§ AIM OF THE EXERCISE: Count how many lines hold the word "before" and give that number as the whole answer.

§ STORED RECORDS:
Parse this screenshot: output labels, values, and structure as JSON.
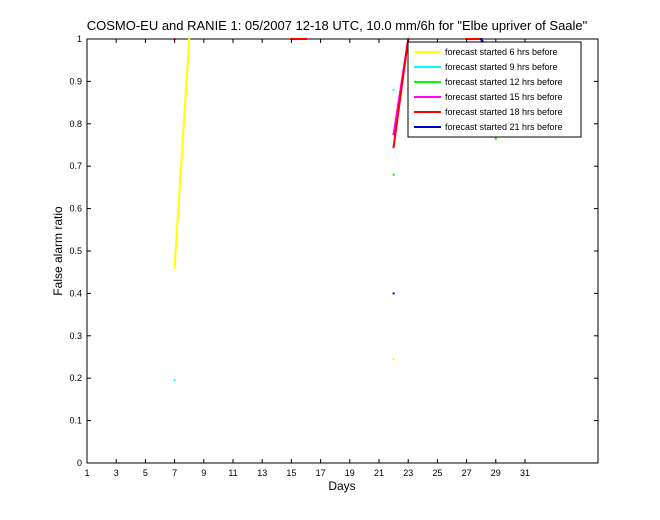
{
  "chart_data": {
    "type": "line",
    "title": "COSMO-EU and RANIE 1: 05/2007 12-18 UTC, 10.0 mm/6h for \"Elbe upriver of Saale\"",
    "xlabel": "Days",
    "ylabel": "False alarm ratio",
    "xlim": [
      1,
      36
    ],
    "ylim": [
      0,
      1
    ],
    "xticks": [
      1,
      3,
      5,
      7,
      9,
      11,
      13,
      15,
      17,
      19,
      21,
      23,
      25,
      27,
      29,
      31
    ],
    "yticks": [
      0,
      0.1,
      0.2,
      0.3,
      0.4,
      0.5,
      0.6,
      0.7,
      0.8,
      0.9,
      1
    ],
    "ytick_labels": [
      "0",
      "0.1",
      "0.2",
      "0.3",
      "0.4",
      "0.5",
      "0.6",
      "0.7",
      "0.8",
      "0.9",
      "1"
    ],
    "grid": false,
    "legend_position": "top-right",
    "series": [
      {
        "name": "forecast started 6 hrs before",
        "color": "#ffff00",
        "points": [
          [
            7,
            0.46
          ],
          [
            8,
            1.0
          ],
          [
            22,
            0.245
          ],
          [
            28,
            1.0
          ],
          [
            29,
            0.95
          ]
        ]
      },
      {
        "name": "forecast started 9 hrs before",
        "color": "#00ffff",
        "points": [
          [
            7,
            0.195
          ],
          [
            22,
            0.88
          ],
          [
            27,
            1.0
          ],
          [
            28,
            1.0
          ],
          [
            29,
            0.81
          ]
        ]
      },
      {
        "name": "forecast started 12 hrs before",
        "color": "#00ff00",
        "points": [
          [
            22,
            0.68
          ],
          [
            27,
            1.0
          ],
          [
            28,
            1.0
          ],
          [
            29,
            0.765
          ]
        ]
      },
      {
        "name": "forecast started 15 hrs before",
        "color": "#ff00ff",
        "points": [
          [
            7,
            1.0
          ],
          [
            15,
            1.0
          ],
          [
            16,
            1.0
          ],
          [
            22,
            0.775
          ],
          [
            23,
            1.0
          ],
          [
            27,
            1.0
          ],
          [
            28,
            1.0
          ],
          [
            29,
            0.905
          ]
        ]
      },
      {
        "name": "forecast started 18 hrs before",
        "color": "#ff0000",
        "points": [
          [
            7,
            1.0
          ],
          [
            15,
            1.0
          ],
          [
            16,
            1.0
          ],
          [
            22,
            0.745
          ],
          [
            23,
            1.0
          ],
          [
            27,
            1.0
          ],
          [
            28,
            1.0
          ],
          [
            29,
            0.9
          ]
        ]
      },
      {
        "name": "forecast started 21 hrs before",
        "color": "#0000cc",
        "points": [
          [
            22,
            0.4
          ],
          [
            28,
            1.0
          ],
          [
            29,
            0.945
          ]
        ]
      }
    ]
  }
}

§ COMPLETE RESPONSE: 6